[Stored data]
::::::::::

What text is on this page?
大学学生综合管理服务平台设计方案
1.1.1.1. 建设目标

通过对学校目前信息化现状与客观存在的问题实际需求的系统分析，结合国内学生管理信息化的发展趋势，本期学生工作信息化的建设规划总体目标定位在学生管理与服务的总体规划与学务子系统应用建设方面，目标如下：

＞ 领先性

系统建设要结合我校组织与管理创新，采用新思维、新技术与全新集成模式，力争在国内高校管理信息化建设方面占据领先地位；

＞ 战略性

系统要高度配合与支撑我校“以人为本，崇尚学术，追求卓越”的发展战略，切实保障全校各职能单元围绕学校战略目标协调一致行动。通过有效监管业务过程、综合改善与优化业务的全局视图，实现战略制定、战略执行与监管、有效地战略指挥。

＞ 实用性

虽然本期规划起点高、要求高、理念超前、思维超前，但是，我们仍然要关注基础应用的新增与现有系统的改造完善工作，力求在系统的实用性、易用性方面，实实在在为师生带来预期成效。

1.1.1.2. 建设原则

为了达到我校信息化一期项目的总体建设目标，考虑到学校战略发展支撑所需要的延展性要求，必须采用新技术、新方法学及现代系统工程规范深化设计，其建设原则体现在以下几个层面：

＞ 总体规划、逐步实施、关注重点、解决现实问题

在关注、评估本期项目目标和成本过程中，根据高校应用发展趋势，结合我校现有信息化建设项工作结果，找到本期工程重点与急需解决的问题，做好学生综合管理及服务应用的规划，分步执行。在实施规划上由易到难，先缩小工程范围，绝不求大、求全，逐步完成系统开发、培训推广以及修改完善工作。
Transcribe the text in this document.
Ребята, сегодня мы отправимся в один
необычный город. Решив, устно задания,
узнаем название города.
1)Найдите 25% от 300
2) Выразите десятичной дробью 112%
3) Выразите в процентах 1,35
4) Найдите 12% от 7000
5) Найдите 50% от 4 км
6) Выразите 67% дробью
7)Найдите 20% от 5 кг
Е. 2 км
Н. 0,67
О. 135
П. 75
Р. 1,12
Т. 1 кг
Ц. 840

::::::::::

● Request
Return every line holding the word "дробью" from the records.

● Solution for this problem
2) Выразите десятичной дробью 112%
6) Выразите 67% дробью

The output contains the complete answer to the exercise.